TEXT PROVIDED
++++++

Chairman, the Attorney General is not the President's lawyer. 
We have had, unfortunately, in that office, I think at times, 
people who thought that was the case. But he is not the 
President's lawyer. The President has a White House counsel for 
those purposes. And I know that Eric Holder understands that 
difference. I think he would be very quickly able to say no to 
the president if he disagreed with him. And I think that is the 
confidence and trust that we need in that position.
    Chairman Leahy. In fact, would you agree with me that a 
President is ill served by an Attorney General who is unwilling 
to say no to him if he thinks that a President is wrong?
    Mr. Freeh. Of course he is. It not only subverts the 
purpose of the Attorney General, but it puts the President in a 
very vulnerable position.
    Chairman Leahy. And you dealt with him when he was Deputy 
Attorney General and you were Director of the FBI. We have 
another FBI Director now, well respected by this Committee. Do 
you have any doubt that if the current Director were to come 
into an Attorney General Holder and say, Mr. Attorney General, 
I think you are wrong on this and here is why, do you have any 
doubt that he would get a fair and complete hearing?
    Mr. Freeh. No. He would get a completely fair hearing, and 
I think Eric would expect that from his staff. And I think the 
people in the career staff who did not do that would not be his 
trusted advisers and would not be serving the country in their 
    Chairman Leahy. And, Mr. Canterbury, obviously the 
Fraternal Order of Police has had some disagreements, 
certainly, on the clemency issue of the FALN, and I recall your 
organization testifying to Congress. In fact, we asked you to 
testify to Congress at that time.
    But do I understand your testimony correctly that you 
believe that Eric Holder will be a strong Attorney General, 
especially on law enforcement matters?
    Mr. Canterbury. Based on the totality of his record, we 
absolutely believe that. We sit here like we did in 1999, we 
abhor the clemency that was granted. We thought it was wrong, 
just like Director Freeh. We still think it was wrong. But we 
also believe based on the information in the record of Eric 
Holder that, given the position of authority of the Attorney 
General versus a Deputy Attorney General and the fact that 
clemency was a Presidential issue and not his sole 
recommendation, we believe that he would be fair, and we look 
at it from the totality of circumstances and his career, and we 
feel comfortable after an exhaustive review of his decisions as 
a judge and as a prosecutor.
    Chairman Leahy. And your support of him, you are joined by 
virtually every national law enforcement organization there is.
    Mr. Canterbury. Every organization we know of, Senator.
    Chairman Leahy. I am sorry. I went 32 seconds over my time.
    Senator Specter.

++++++

OBJECTIVE
Transcribe the hearing excerpt word for word, starting at "Mr. Canterbury. Based" and ending at "organization there is.".

MATERIAL SUPPLIED
++++++

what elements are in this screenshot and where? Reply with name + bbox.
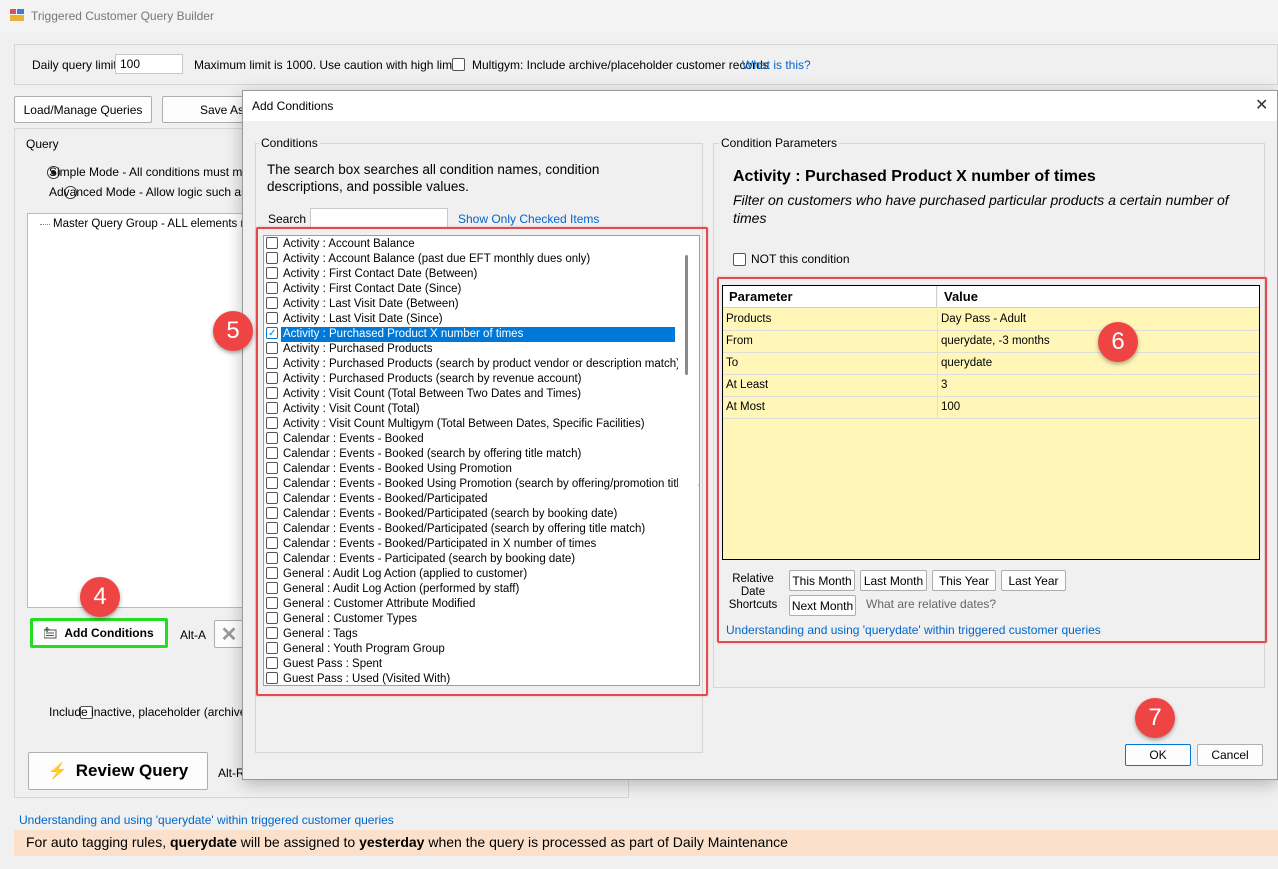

++++++

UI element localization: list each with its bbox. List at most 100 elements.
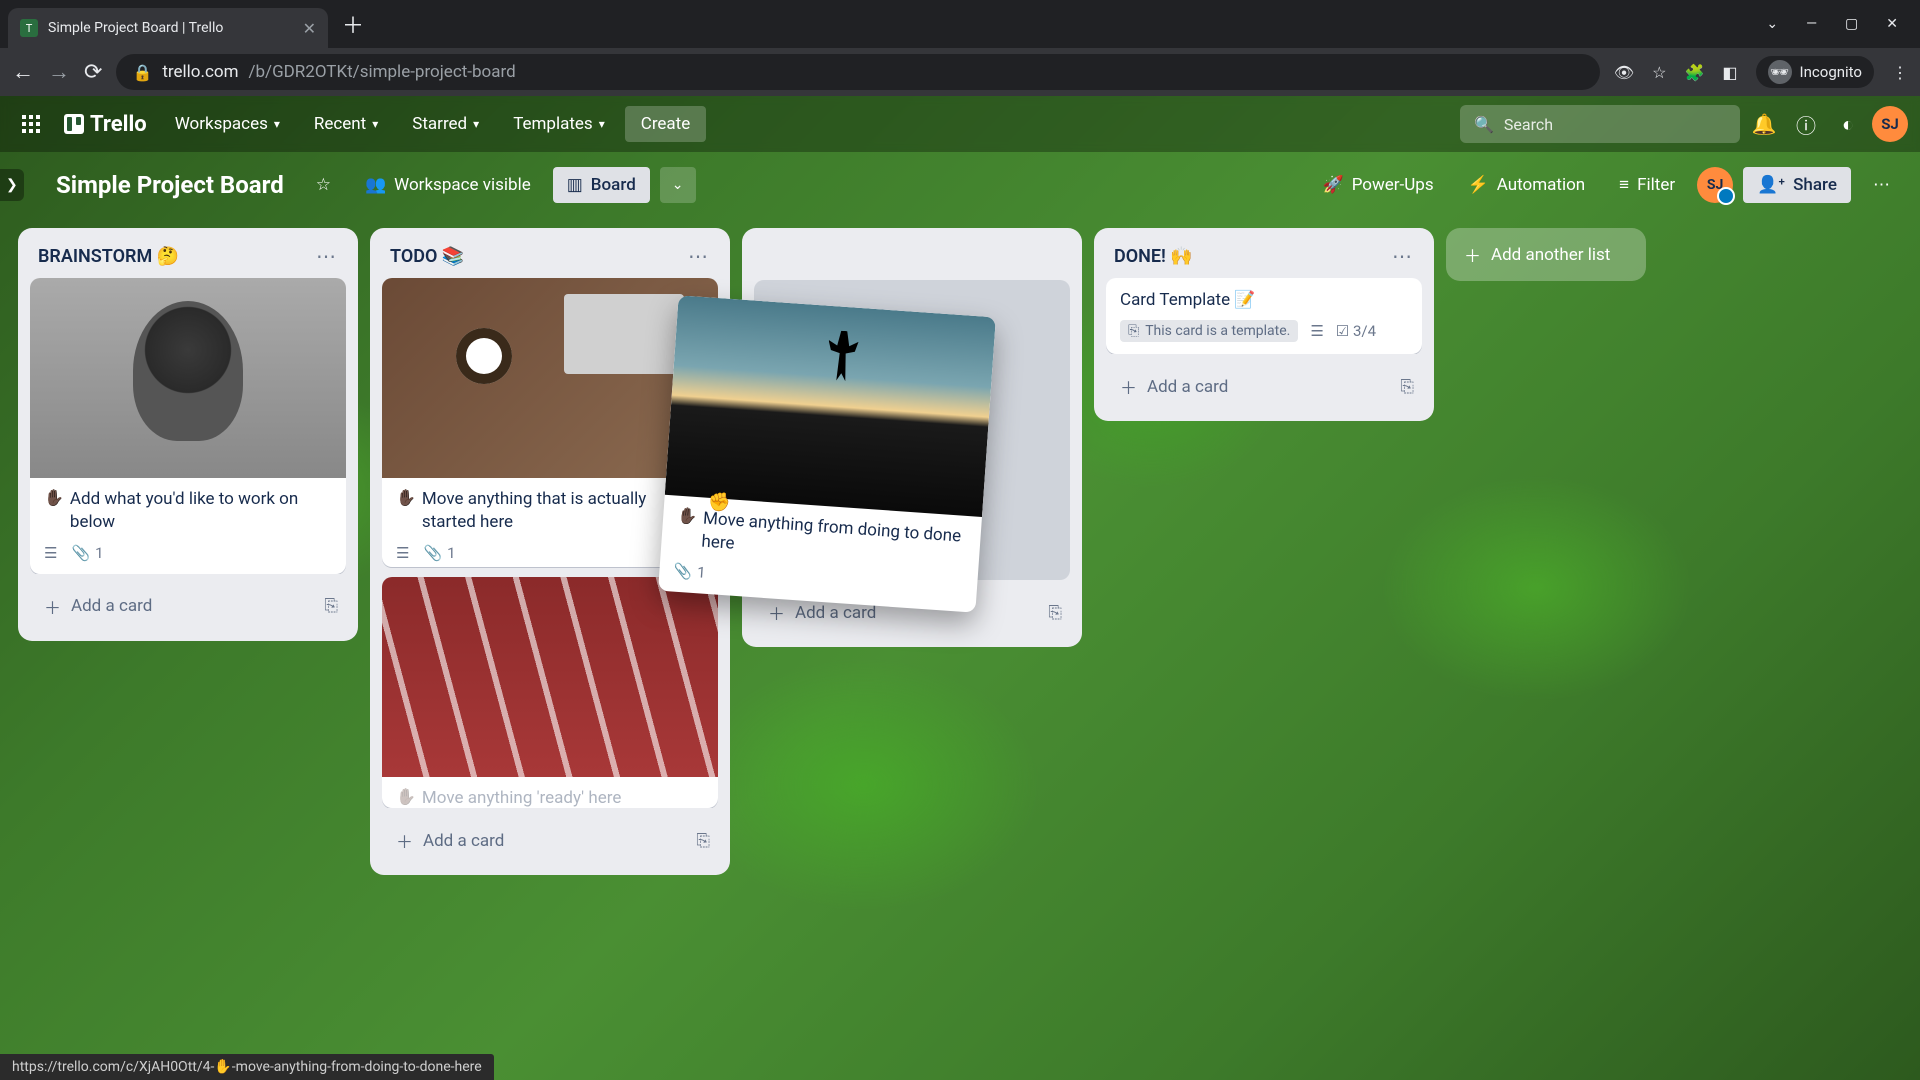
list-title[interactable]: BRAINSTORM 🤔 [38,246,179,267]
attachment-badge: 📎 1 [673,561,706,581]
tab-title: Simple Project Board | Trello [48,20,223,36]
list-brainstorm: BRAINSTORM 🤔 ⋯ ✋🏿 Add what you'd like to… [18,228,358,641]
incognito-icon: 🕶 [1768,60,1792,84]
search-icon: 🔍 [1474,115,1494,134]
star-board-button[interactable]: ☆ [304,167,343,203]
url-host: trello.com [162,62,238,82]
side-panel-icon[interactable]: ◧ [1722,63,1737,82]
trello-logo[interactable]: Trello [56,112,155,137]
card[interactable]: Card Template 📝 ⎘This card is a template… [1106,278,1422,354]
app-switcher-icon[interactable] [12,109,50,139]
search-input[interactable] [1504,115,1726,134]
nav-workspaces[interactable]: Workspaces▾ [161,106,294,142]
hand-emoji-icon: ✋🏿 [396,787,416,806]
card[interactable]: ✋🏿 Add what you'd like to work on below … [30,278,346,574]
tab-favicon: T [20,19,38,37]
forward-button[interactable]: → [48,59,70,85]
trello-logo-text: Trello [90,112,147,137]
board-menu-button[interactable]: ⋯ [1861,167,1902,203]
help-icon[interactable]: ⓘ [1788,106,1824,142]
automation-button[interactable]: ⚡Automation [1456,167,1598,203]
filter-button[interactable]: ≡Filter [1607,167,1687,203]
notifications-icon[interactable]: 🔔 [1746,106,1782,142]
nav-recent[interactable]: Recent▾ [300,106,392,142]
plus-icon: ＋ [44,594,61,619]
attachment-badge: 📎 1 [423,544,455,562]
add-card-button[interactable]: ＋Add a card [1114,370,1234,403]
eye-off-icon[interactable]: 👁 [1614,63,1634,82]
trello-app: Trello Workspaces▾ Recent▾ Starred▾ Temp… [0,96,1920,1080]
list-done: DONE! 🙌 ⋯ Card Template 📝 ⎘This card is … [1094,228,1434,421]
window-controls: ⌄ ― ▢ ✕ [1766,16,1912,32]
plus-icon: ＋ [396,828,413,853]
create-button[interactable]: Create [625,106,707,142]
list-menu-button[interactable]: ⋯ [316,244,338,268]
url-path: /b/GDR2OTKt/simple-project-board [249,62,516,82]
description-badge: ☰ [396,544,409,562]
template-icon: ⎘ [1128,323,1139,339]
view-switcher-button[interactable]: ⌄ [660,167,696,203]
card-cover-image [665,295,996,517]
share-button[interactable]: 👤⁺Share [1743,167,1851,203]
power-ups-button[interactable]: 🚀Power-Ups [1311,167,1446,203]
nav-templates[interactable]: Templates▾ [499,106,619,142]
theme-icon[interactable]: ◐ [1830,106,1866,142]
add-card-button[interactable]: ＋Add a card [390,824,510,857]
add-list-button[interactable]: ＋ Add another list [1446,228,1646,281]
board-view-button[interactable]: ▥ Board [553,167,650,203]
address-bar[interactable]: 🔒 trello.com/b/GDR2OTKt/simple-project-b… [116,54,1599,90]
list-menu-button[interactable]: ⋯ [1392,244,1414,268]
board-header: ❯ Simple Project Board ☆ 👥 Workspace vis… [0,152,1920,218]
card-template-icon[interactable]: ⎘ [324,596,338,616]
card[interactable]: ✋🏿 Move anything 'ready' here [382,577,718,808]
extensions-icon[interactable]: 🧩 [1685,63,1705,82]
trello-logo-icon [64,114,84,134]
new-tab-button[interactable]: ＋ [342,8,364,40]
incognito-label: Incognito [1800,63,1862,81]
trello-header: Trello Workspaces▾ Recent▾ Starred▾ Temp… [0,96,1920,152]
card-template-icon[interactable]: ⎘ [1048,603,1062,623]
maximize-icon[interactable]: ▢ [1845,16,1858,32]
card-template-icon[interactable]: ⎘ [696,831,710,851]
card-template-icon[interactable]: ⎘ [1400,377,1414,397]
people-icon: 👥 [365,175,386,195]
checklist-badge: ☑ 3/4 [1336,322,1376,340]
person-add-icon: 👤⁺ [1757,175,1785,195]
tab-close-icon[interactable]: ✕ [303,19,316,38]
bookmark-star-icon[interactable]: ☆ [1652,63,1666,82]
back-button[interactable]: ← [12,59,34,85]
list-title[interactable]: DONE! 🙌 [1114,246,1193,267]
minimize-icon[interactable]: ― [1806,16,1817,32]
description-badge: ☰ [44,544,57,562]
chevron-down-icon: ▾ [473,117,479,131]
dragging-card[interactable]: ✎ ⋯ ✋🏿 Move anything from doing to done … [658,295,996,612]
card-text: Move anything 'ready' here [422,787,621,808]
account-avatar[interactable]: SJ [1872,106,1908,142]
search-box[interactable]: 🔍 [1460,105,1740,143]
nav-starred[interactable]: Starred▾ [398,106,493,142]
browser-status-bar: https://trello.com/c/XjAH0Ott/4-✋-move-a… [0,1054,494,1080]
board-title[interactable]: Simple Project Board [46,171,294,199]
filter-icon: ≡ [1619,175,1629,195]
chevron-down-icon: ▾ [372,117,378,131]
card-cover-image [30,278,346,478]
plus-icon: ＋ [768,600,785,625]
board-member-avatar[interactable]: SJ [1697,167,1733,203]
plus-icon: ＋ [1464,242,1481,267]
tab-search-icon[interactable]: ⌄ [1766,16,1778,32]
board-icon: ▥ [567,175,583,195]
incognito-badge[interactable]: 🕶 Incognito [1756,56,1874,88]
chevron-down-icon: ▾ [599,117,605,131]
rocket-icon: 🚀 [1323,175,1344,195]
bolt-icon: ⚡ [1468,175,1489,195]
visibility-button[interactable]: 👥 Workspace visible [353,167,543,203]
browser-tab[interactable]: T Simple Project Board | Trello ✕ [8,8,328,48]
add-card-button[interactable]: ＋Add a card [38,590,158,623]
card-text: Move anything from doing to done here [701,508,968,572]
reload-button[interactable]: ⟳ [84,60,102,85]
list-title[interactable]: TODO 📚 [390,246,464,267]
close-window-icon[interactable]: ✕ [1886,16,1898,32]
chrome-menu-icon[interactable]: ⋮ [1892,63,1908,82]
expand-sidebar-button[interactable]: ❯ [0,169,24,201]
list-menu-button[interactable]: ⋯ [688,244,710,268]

++++++

FULL RESPONSE
Mr. Canterbury. Based on the totality of his record, we 
absolutely believe that. We sit here like we did in 1999, we 
abhor the clemency that was granted. We thought it was wrong, 
just like Director Freeh. We still think it was wrong. But we 
also believe based on the information in the record of Eric 
Holder that, given the position of authority of the Attorney 
General versus a Deputy Attorney General and the fact that 
clemency was a Presidential issue and not his sole 
recommendation, we believe that he would be fair, and we look 
at it from the totality of circumstances and his career, and we 
feel comfortable after an exhaustive review of his decisions as 
a judge and as a prosecutor.
    Chairman Leahy. And your support of him, you are joined by 
virtually every national law enforcement organization there is.